[START]
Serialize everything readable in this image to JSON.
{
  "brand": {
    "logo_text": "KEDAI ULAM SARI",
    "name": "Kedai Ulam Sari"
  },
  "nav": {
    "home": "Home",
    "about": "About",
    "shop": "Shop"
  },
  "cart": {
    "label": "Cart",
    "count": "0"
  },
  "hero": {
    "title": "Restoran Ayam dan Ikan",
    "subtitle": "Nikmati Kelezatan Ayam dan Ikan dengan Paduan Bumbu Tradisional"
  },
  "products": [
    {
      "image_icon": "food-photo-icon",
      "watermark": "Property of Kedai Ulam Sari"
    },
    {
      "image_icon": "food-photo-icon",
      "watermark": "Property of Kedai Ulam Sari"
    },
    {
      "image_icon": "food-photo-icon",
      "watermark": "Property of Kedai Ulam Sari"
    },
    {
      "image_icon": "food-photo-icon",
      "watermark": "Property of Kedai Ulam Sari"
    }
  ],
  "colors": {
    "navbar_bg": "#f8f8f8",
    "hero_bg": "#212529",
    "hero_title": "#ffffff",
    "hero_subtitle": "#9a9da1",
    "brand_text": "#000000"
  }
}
[END]
[START]
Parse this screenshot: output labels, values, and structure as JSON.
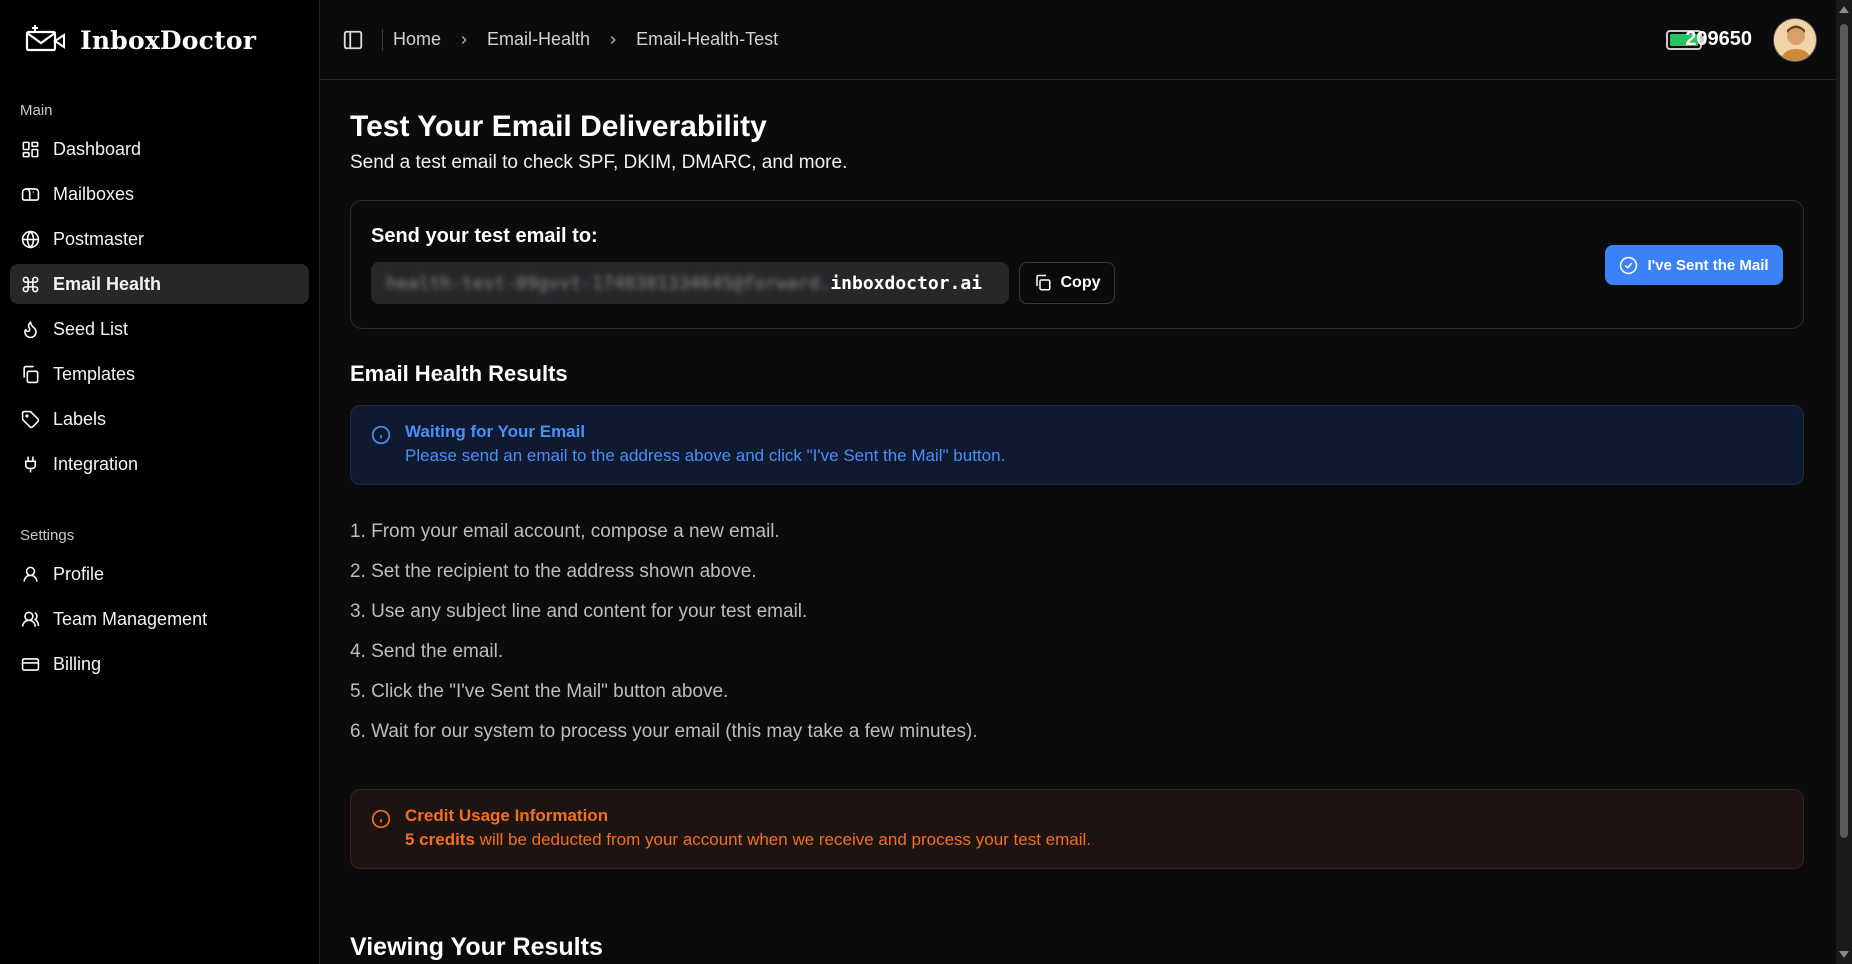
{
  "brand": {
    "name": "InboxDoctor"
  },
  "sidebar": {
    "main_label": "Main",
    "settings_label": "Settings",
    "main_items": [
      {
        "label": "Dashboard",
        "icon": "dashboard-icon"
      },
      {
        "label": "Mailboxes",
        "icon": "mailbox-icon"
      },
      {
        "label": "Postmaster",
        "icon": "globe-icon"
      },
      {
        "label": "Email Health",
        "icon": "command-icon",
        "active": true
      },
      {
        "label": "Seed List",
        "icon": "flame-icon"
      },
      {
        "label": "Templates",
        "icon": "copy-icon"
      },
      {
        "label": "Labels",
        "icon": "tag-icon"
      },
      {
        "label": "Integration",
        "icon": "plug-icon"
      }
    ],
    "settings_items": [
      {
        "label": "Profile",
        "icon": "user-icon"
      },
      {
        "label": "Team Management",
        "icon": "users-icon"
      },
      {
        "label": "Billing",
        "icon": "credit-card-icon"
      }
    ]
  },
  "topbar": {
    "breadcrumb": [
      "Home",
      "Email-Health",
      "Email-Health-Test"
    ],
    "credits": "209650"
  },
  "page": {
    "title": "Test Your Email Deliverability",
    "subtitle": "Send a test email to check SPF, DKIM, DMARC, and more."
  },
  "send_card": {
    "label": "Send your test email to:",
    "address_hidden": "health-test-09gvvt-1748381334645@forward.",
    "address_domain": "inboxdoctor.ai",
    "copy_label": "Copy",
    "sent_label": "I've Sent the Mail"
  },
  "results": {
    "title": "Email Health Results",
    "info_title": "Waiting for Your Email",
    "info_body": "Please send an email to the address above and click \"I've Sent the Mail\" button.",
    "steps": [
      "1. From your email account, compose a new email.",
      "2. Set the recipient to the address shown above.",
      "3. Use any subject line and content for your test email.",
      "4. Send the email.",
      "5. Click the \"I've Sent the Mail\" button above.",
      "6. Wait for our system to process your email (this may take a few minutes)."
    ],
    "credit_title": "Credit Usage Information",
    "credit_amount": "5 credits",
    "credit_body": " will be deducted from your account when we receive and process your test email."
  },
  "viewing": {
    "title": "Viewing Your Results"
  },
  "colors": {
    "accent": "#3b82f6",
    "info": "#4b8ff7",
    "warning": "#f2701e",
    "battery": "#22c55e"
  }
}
[END]
WHAT YOU ARE ASKED TO DO → Within the listing, how many lines hold the word "Ayam"? Only the number is to be given.

COMPLETE ANSWER → 2